(Source records)
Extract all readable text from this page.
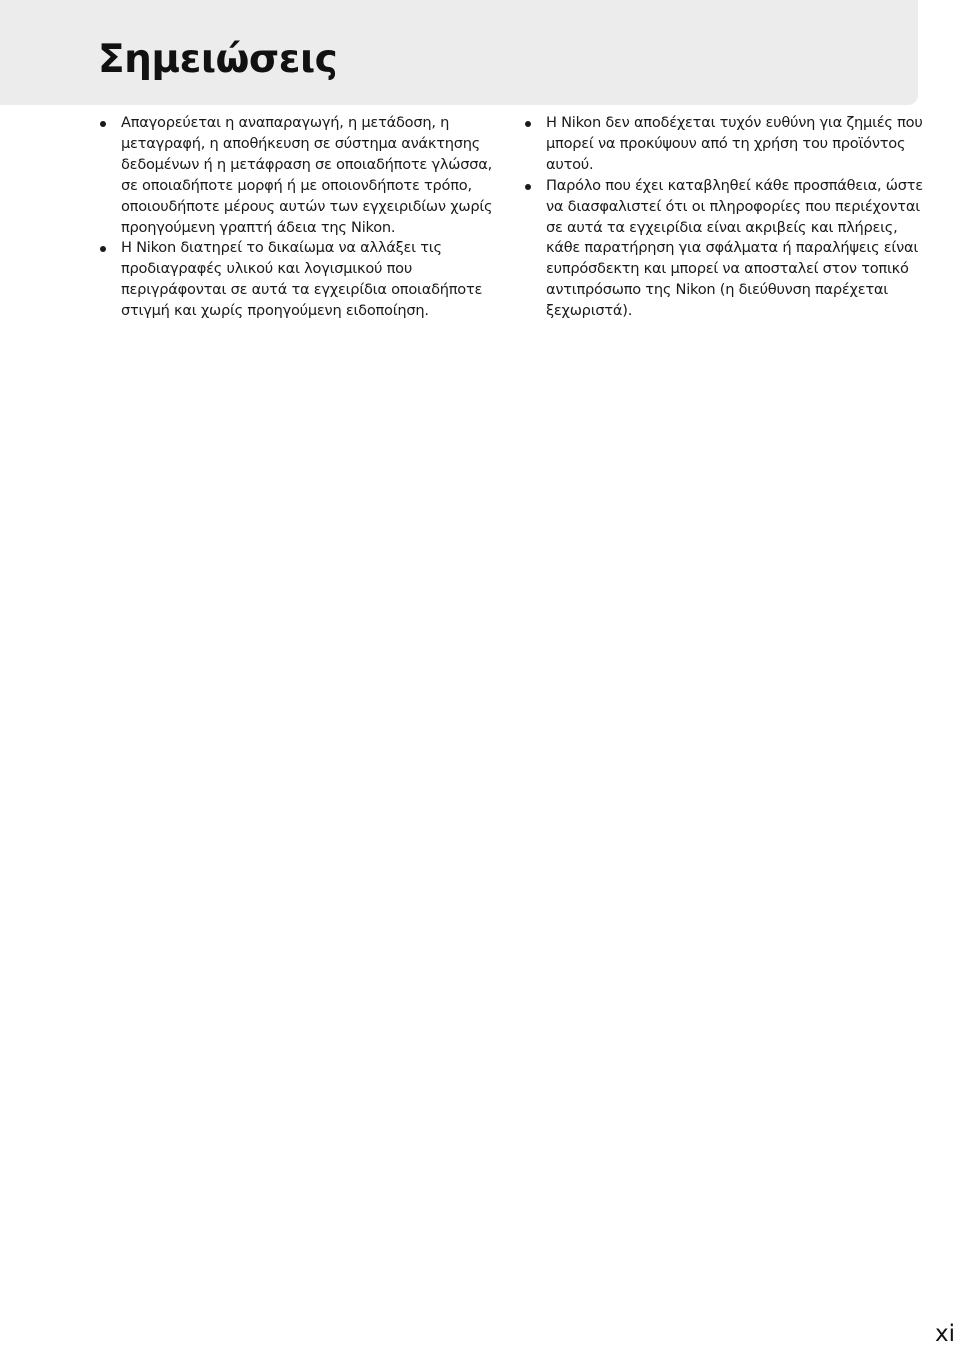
Σημειώσεις
Απαγορεύεται η αναπαραγωγή, η μετάδοση, η μεταγραφή, η αποθήκευση σε σύστημα ανάκτησης δεδομένων ή η μετάφραση σε οποιαδήποτε γλώσσα, σε οποιαδήποτε μορφή ή με οποιονδήποτε τρόπο, οποιουδήποτε μέρους αυτών των εγχειριδίων χωρίς προηγούμενη γραπτή άδεια της Nikon.
Η Nikon διατηρεί το δικαίωμα να αλλάξει τις προδιαγραφές υλικού και λογισμικού που περιγράφονται σε αυτά τα εγχειρίδια οποιαδήποτε στιγμή και χωρίς προηγούμενη ειδοποίηση.
Η Nikon δεν αποδέχεται τυχόν ευθύνη για ζημιές που μπορεί να προκύψουν από τη χρήση του προϊόντος αυτού.
Παρόλο που έχει καταβληθεί κάθε προσπάθεια, ώστε να διασφαλιστεί ότι οι πληροφορίες που περιέχονται σε αυτά τα εγχειρίδια είναι ακριβείς και πλήρεις, κάθε παρατήρηση για σφάλματα ή παραλήψεις είναι ευπρόσδεκτη και μπορεί να αποσταλεί στον τοπικό αντιπρόσωπο της Nikon (η διεύθυνση παρέχεται ξεχωριστά).
xi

_Task requirements:_ In how many lines does the word "μπορεί" appear? Respond with the number alone.

_Reply to the exercise:_ 2